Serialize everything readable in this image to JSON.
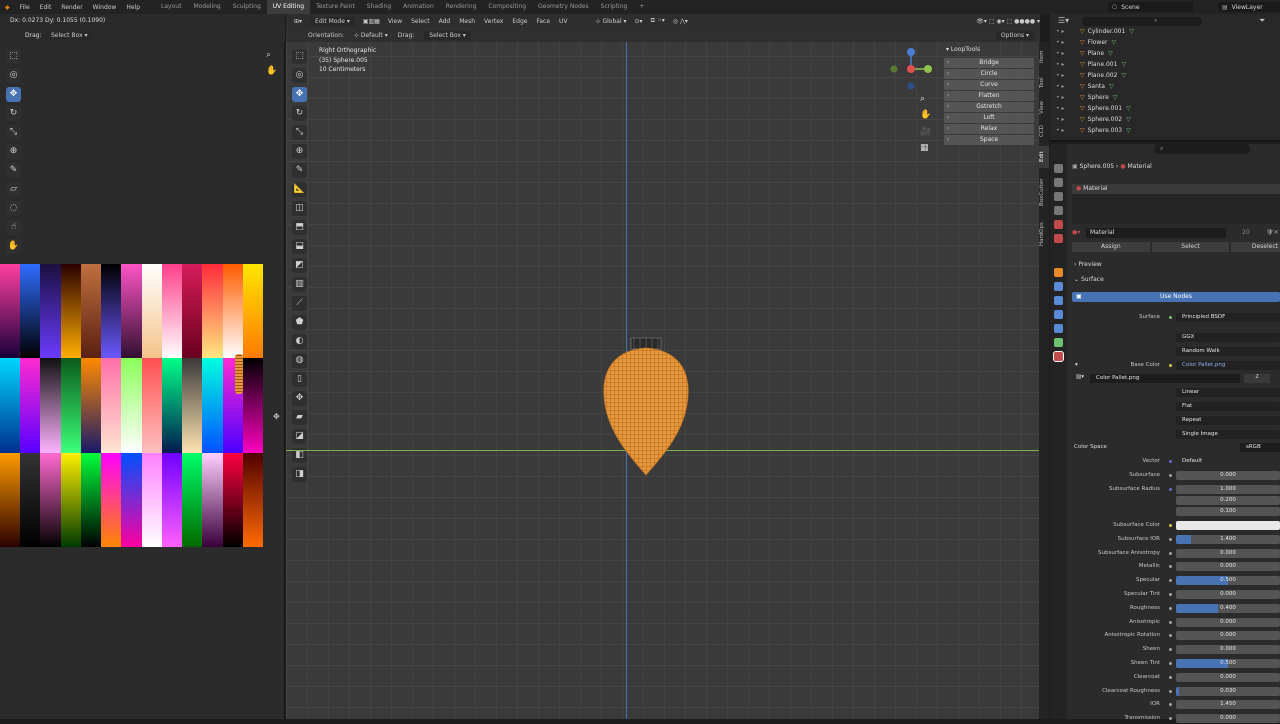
{
  "topbar": {
    "menus": [
      "File",
      "Edit",
      "Render",
      "Window",
      "Help"
    ],
    "workspaces": [
      "Layout",
      "Modeling",
      "Sculpting",
      "UV Editing",
      "Texture Paint",
      "Shading",
      "Animation",
      "Rendering",
      "Compositing",
      "Geometry Nodes",
      "Scripting"
    ],
    "active_workspace": "UV Editing",
    "add_tab": "+",
    "scene": "Scene",
    "view_layer": "ViewLayer"
  },
  "uv_editor": {
    "status": "Dx: 0.0273  Dy: 0.1055 (0.1090)",
    "drag_label": "Drag:",
    "drag_value": "Select Box"
  },
  "palette": {
    "rows": [
      [
        "#ff3fa0,#18003a",
        "#2f6cff,#000",
        "#1a1040,#6a3bff",
        "#2a0000,#ffae00",
        "#c07040,#5a2010",
        "#000,#6b58ff",
        "#ff54c6,#301030",
        "#ffffff,#f5c38a",
        "#ff3f8a,#ffffff",
        "#d61c5a,#6a0020",
        "#ff2b3a,#ffe680",
        "#ff5c00,#ffffff",
        "#ffe600,#ff7a00"
      ],
      [
        "#00d6ff,#003090",
        "#ff2bd0,#5800ff",
        "#111,#ffb3ff",
        "#0a5a1a,#3cff7a",
        "#ff8a00,#1a1a6a",
        "#ff6fa8,#ffe5d0",
        "#8bff5a,#ffffff",
        "#ff5050,#ffc0c0",
        "#00ff88,#001a50",
        "#3a3a3a,#ffe4b0",
        "#00ffe0,#0050ff",
        "#ff2ad4,#4a00ff",
        "#000,#ff00c0"
      ],
      [
        "#ff9a00,#2a0000",
        "#333,#000",
        "#ff6ad0,#000",
        "#fff000,#003a00",
        "#00ff3a,#000",
        "#ff00ff,#ff8800",
        "#0050ff,#ff00a0",
        "#ff80ff,#ffffff",
        "#7000ff,#ff60ff",
        "#00ff6a,#006a00",
        "#ffd0ff,#3a003a",
        "#ff0040,#000",
        "#500000,#ff6a00"
      ]
    ]
  },
  "viewport": {
    "mode": "Edit Mode",
    "menus": [
      "View",
      "Select",
      "Add",
      "Mesh",
      "Vertex",
      "Edge",
      "Face",
      "UV"
    ],
    "transform": "Global",
    "orientation_label": "Orientation:",
    "orientation_value": "Default",
    "drag_label": "Drag:",
    "drag_value": "Select Box",
    "options": "Options",
    "info_line1": "Right Orthographic",
    "info_line2": "(35) Sphere.005",
    "info_line3": "10 Centimeters",
    "axis_x": "X",
    "axis_y": "Y",
    "axis_z": "Z"
  },
  "looptools": {
    "title": "LoopTools",
    "buttons": [
      "Bridge",
      "Circle",
      "Curve",
      "Flatten",
      "Gstretch",
      "Loft",
      "Relax",
      "Space"
    ]
  },
  "side_tabs": [
    "Item",
    "Tool",
    "View",
    "CCD",
    "Edit",
    "BoxCutter",
    "HardOps"
  ],
  "outliner": {
    "items": [
      "Cylinder.001",
      "Flower",
      "Plane",
      "Plane.001",
      "Plane.002",
      "Santa",
      "Sphere",
      "Sphere.001",
      "Sphere.002",
      "Sphere.003"
    ]
  },
  "properties": {
    "breadcrumb_object": "Sphere.005",
    "breadcrumb_material": "Material",
    "slot_name": "Material",
    "material_name": "Material",
    "material_users": "20",
    "assign": "Assign",
    "select": "Select",
    "deselect": "Deselect",
    "preview": "Preview",
    "surface_panel": "Surface",
    "use_nodes": "Use Nodes",
    "surface_label": "Surface",
    "surface_value": "Principled BSDF",
    "distribution": "GGX",
    "subsurface_method": "Random Walk",
    "base_color_label": "Base Color",
    "base_color_value": "Color Pallet.png",
    "image_name": "Color Pallet.png",
    "image_users": "2",
    "interpolation": "Linear",
    "projection": "Flat",
    "extension": "Repeat",
    "source": "Single Image",
    "color_space_label": "Color Space",
    "color_space_value": "sRGB",
    "vector_label": "Vector",
    "vector_value": "Default",
    "subsurface_radius": [
      "1.000",
      "0.200",
      "0.100"
    ],
    "rows": [
      {
        "label": "Subsurface",
        "value": "0.000",
        "fill": 0
      },
      {
        "label": "Subsurface Radius",
        "value": "",
        "fill": 0
      },
      {
        "label": "Subsurface Color",
        "value": "",
        "fill": 0
      },
      {
        "label": "Subsurface IOR",
        "value": "1.400",
        "fill": 0.14
      },
      {
        "label": "Subsurface Anisotropy",
        "value": "0.000",
        "fill": 0
      },
      {
        "label": "Metallic",
        "value": "0.000",
        "fill": 0
      },
      {
        "label": "Specular",
        "value": "0.500",
        "fill": 0.5
      },
      {
        "label": "Specular Tint",
        "value": "0.000",
        "fill": 0
      },
      {
        "label": "Roughness",
        "value": "0.400",
        "fill": 0.4
      },
      {
        "label": "Anisotropic",
        "value": "0.000",
        "fill": 0
      },
      {
        "label": "Anisotropic Rotation",
        "value": "0.000",
        "fill": 0
      },
      {
        "label": "Sheen",
        "value": "0.000",
        "fill": 0
      },
      {
        "label": "Sheen Tint",
        "value": "0.500",
        "fill": 0.5
      },
      {
        "label": "Clearcoat",
        "value": "0.000",
        "fill": 0
      },
      {
        "label": "Clearcoat Roughness",
        "value": "0.030",
        "fill": 0.03
      },
      {
        "label": "IOR",
        "value": "1.450",
        "fill": 0
      },
      {
        "label": "Transmission",
        "value": "0.000",
        "fill": 0
      }
    ]
  },
  "colors": {
    "accent": "#4772b3",
    "selected_mesh": "#e8963a",
    "x_axis": "#e05050",
    "y_axis": "#8bc34a",
    "z_axis": "#4a7fd6"
  }
}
——
What you need to do |
The entries above should be reproduced exactly, without their pictures.

Solution for this exercise |
Serialize everything readable in this image to JSON.
{
  "topbar": {
    "menus": [
      "File",
      "Edit",
      "Render",
      "Window",
      "Help"
    ],
    "workspaces": [
      "Layout",
      "Modeling",
      "Sculpting",
      "UV Editing",
      "Texture Paint",
      "Shading",
      "Animation",
      "Rendering",
      "Compositing",
      "Geometry Nodes",
      "Scripting"
    ],
    "active_workspace": "UV Editing",
    "add_tab": "+",
    "scene": "Scene",
    "view_layer": "ViewLayer"
  },
  "uv_editor": {
    "status": "Dx: 0.0273  Dy: 0.1055 (0.1090)",
    "drag_label": "Drag:",
    "drag_value": "Select Box"
  },
  "palette": {
    "rows": [
      [
        "#ff3fa0,#18003a",
        "#2f6cff,#000",
        "#1a1040,#6a3bff",
        "#2a0000,#ffae00",
        "#c07040,#5a2010",
        "#000,#6b58ff",
        "#ff54c6,#301030",
        "#ffffff,#f5c38a",
        "#ff3f8a,#ffffff",
        "#d61c5a,#6a0020",
        "#ff2b3a,#ffe680",
        "#ff5c00,#ffffff",
        "#ffe600,#ff7a00"
      ],
      [
        "#00d6ff,#003090",
        "#ff2bd0,#5800ff",
        "#111,#ffb3ff",
        "#0a5a1a,#3cff7a",
        "#ff8a00,#1a1a6a",
        "#ff6fa8,#ffe5d0",
        "#8bff5a,#ffffff",
        "#ff5050,#ffc0c0",
        "#00ff88,#001a50",
        "#3a3a3a,#ffe4b0",
        "#00ffe0,#0050ff",
        "#ff2ad4,#4a00ff",
        "#000,#ff00c0"
      ],
      [
        "#ff9a00,#2a0000",
        "#333,#000",
        "#ff6ad0,#000",
        "#fff000,#003a00",
        "#00ff3a,#000",
        "#ff00ff,#ff8800",
        "#0050ff,#ff00a0",
        "#ff80ff,#ffffff",
        "#7000ff,#ff60ff",
        "#00ff6a,#006a00",
        "#ffd0ff,#3a003a",
        "#ff0040,#000",
        "#500000,#ff6a00"
      ]
    ]
  },
  "viewport": {
    "mode": "Edit Mode",
    "menus": [
      "View",
      "Select",
      "Add",
      "Mesh",
      "Vertex",
      "Edge",
      "Face",
      "UV"
    ],
    "transform": "Global",
    "orientation_label": "Orientation:",
    "orientation_value": "Default",
    "drag_label": "Drag:",
    "drag_value": "Select Box",
    "options": "Options",
    "info_line1": "Right Orthographic",
    "info_line2": "(35) Sphere.005",
    "info_line3": "10 Centimeters",
    "axis_x": "X",
    "axis_y": "Y",
    "axis_z": "Z"
  },
  "looptools": {
    "title": "LoopTools",
    "buttons": [
      "Bridge",
      "Circle",
      "Curve",
      "Flatten",
      "Gstretch",
      "Loft",
      "Relax",
      "Space"
    ]
  },
  "side_tabs": [
    "Item",
    "Tool",
    "View",
    "CCD",
    "Edit",
    "BoxCutter",
    "HardOps"
  ],
  "outliner": {
    "items": [
      "Cylinder.001",
      "Flower",
      "Plane",
      "Plane.001",
      "Plane.002",
      "Santa",
      "Sphere",
      "Sphere.001",
      "Sphere.002",
      "Sphere.003"
    ]
  },
  "properties": {
    "breadcrumb_object": "Sphere.005",
    "breadcrumb_material": "Material",
    "slot_name": "Material",
    "material_name": "Material",
    "material_users": "20",
    "assign": "Assign",
    "select": "Select",
    "deselect": "Deselect",
    "preview": "Preview",
    "surface_panel": "Surface",
    "use_nodes": "Use Nodes",
    "surface_label": "Surface",
    "surface_value": "Principled BSDF",
    "distribution": "GGX",
    "subsurface_method": "Random Walk",
    "base_color_label": "Base Color",
    "base_color_value": "Color Pallet.png",
    "image_name": "Color Pallet.png",
    "image_users": "2",
    "interpolation": "Linear",
    "projection": "Flat",
    "extension": "Repeat",
    "source": "Single Image",
    "color_space_label": "Color Space",
    "color_space_value": "sRGB",
    "vector_label": "Vector",
    "vector_value": "Default",
    "subsurface_radius": [
      "1.000",
      "0.200",
      "0.100"
    ],
    "rows": [
      {
        "label": "Subsurface",
        "value": "0.000",
        "fill": 0
      },
      {
        "label": "Subsurface Radius",
        "value": "",
        "fill": 0
      },
      {
        "label": "Subsurface Color",
        "value": "",
        "fill": 0
      },
      {
        "label": "Subsurface IOR",
        "value": "1.400",
        "fill": 0.14
      },
      {
        "label": "Subsurface Anisotropy",
        "value": "0.000",
        "fill": 0
      },
      {
        "label": "Metallic",
        "value": "0.000",
        "fill": 0
      },
      {
        "label": "Specular",
        "value": "0.500",
        "fill": 0.5
      },
      {
        "label": "Specular Tint",
        "value": "0.000",
        "fill": 0
      },
      {
        "label": "Roughness",
        "value": "0.400",
        "fill": 0.4
      },
      {
        "label": "Anisotropic",
        "value": "0.000",
        "fill": 0
      },
      {
        "label": "Anisotropic Rotation",
        "value": "0.000",
        "fill": 0
      },
      {
        "label": "Sheen",
        "value": "0.000",
        "fill": 0
      },
      {
        "label": "Sheen Tint",
        "value": "0.500",
        "fill": 0.5
      },
      {
        "label": "Clearcoat",
        "value": "0.000",
        "fill": 0
      },
      {
        "label": "Clearcoat Roughness",
        "value": "0.030",
        "fill": 0.03
      },
      {
        "label": "IOR",
        "value": "1.450",
        "fill": 0
      },
      {
        "label": "Transmission",
        "value": "0.000",
        "fill": 0
      }
    ]
  },
  "colors": {
    "accent": "#4772b3",
    "selected_mesh": "#e8963a",
    "x_axis": "#e05050",
    "y_axis": "#8bc34a",
    "z_axis": "#4a7fd6"
  }
}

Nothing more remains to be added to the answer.